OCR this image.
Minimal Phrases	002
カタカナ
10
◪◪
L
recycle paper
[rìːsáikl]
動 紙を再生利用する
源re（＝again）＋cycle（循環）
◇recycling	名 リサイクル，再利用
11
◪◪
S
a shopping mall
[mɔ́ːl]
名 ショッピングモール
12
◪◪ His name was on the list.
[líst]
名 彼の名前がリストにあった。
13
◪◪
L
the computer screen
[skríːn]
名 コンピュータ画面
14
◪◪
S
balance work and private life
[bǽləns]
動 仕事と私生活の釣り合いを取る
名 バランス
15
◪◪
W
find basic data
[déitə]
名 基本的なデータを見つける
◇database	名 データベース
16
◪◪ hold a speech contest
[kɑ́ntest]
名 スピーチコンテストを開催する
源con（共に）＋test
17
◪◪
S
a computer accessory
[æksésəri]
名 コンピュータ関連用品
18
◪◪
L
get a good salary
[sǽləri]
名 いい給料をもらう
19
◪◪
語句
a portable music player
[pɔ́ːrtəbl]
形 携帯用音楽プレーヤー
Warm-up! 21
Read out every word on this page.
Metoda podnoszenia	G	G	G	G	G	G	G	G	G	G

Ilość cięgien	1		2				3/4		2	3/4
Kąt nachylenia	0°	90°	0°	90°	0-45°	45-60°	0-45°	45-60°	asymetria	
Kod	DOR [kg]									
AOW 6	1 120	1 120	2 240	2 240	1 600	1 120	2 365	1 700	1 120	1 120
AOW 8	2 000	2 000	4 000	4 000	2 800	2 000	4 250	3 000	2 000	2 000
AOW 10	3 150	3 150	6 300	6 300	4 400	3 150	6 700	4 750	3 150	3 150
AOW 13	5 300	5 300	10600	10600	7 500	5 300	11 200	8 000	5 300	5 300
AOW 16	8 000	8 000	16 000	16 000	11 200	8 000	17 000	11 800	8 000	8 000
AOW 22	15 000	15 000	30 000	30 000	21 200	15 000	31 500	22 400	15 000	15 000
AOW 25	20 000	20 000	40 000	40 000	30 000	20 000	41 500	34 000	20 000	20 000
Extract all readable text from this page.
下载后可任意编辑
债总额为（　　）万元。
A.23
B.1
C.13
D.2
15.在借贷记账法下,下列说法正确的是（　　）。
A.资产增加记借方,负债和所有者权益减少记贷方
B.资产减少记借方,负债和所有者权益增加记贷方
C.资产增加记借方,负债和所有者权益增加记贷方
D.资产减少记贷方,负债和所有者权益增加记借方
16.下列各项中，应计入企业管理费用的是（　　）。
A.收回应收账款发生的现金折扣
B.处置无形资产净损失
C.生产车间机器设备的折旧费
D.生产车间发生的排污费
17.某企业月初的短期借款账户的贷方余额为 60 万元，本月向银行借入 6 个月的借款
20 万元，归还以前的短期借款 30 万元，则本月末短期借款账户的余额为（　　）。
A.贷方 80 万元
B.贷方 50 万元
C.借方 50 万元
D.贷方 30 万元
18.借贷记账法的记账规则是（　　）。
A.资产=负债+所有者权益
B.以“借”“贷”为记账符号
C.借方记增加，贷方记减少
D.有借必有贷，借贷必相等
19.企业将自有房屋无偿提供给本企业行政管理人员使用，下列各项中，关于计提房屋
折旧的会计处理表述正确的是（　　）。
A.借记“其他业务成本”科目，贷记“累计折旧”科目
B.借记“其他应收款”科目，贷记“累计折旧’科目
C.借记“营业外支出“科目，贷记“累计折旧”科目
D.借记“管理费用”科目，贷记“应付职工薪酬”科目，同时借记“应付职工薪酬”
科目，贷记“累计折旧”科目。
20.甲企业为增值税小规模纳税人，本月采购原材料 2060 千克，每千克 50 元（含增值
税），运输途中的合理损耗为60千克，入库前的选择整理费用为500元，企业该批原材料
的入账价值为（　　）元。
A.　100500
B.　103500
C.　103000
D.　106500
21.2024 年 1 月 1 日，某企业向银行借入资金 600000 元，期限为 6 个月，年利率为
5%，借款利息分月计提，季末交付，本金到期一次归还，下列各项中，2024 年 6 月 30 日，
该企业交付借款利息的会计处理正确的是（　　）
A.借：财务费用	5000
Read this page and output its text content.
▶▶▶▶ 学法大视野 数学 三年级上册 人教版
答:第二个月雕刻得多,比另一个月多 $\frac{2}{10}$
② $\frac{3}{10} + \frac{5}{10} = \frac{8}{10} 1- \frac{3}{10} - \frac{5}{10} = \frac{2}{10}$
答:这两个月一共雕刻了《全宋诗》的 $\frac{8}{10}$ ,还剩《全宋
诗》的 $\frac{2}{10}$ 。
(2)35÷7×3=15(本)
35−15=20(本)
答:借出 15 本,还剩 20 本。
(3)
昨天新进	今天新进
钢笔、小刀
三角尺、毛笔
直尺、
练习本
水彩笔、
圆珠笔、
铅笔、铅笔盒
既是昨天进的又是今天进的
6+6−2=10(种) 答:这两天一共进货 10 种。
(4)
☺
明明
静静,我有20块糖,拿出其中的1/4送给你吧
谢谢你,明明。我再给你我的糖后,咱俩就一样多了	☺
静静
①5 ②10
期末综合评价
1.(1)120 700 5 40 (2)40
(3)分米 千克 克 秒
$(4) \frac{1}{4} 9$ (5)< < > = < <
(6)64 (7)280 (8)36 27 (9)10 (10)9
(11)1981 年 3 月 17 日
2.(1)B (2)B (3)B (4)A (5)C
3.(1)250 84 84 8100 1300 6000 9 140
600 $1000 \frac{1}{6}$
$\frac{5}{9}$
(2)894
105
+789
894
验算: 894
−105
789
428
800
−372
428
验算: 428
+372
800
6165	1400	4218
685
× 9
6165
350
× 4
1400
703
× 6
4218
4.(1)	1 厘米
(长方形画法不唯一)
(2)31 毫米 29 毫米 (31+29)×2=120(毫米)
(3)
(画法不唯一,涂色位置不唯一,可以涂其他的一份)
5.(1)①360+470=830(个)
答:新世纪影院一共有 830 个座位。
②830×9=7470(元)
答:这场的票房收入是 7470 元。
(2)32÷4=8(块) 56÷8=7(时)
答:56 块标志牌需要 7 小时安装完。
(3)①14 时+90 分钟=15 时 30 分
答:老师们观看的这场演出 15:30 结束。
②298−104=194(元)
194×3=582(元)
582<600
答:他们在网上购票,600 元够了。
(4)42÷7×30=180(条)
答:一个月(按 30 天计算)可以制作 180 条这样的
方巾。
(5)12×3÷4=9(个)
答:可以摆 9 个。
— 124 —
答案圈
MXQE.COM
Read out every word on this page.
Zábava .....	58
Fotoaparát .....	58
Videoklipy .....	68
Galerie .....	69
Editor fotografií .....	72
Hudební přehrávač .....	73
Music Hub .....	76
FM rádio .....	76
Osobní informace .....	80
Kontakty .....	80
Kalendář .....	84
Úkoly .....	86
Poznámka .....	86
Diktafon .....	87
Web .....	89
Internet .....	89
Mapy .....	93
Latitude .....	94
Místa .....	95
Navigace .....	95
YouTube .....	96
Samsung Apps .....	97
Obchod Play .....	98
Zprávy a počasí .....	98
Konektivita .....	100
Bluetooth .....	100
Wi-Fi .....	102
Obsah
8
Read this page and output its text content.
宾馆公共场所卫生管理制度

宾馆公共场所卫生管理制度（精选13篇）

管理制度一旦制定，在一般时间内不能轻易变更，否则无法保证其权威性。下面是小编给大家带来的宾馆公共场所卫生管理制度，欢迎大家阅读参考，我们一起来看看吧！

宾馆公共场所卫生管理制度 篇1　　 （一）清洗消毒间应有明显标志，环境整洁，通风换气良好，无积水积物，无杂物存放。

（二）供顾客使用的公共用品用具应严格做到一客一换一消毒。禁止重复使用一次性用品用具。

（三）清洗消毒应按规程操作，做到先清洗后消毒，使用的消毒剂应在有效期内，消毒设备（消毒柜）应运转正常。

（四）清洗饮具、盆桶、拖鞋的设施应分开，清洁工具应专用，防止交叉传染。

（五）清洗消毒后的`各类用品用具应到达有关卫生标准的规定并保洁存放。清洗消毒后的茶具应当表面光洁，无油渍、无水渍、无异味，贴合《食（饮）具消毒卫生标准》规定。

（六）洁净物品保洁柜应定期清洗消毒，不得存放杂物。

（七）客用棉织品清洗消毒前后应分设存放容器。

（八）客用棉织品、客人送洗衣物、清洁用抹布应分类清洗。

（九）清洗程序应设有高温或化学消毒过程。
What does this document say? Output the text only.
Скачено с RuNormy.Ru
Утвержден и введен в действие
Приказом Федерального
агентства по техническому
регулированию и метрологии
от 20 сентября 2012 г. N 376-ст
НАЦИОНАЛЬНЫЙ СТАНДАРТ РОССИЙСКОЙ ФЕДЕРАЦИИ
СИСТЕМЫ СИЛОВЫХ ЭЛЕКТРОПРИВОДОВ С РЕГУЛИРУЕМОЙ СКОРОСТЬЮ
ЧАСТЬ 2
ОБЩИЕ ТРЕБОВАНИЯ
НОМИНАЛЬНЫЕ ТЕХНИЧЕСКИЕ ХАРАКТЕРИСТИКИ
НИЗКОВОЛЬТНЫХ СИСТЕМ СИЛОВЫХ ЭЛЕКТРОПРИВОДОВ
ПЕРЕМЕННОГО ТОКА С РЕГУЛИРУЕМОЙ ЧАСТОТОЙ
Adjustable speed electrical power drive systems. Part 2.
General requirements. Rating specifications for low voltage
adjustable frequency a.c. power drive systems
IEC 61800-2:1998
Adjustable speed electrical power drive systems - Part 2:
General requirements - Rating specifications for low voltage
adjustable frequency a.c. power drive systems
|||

+++++

→ **Written exercise**:
Could you quote, exactly as they appear, the line containing "What does this" and every line after it to the end of the records above?

→ **Task answer**:
What does this document say? Output the text only.
Скачено с RuNormy.Ru
Утвержден и введен в действие
Приказом Федерального
агентства по техническому
регулированию и метрологии
от 20 сентября 2012 г. N 376-ст
НАЦИОНАЛЬНЫЙ СТАНДАРТ РОССИЙСКОЙ ФЕДЕРАЦИИ
СИСТЕМЫ СИЛОВЫХ ЭЛЕКТРОПРИВОДОВ С РЕГУЛИРУЕМОЙ СКОРОСТЬЮ
ЧАСТЬ 2
ОБЩИЕ ТРЕБОВАНИЯ
НОМИНАЛЬНЫЕ ТЕХНИЧЕСКИЕ ХАРАКТЕРИСТИКИ
НИЗКОВОЛЬТНЫХ СИСТЕМ СИЛОВЫХ ЭЛЕКТРОПРИВОДОВ
ПЕРЕМЕННОГО ТОКА С РЕГУЛИРУЕМОЙ ЧАСТОТОЙ
Adjustable speed electrical power drive systems. Part 2.
General requirements. Rating specifications for low voltage
adjustable frequency a.c. power drive systems
IEC 61800-2:1998
Adjustable speed electrical power drive systems - Part 2:
General requirements - Rating specifications for low voltage
adjustable frequency a.c. power drive systems
|||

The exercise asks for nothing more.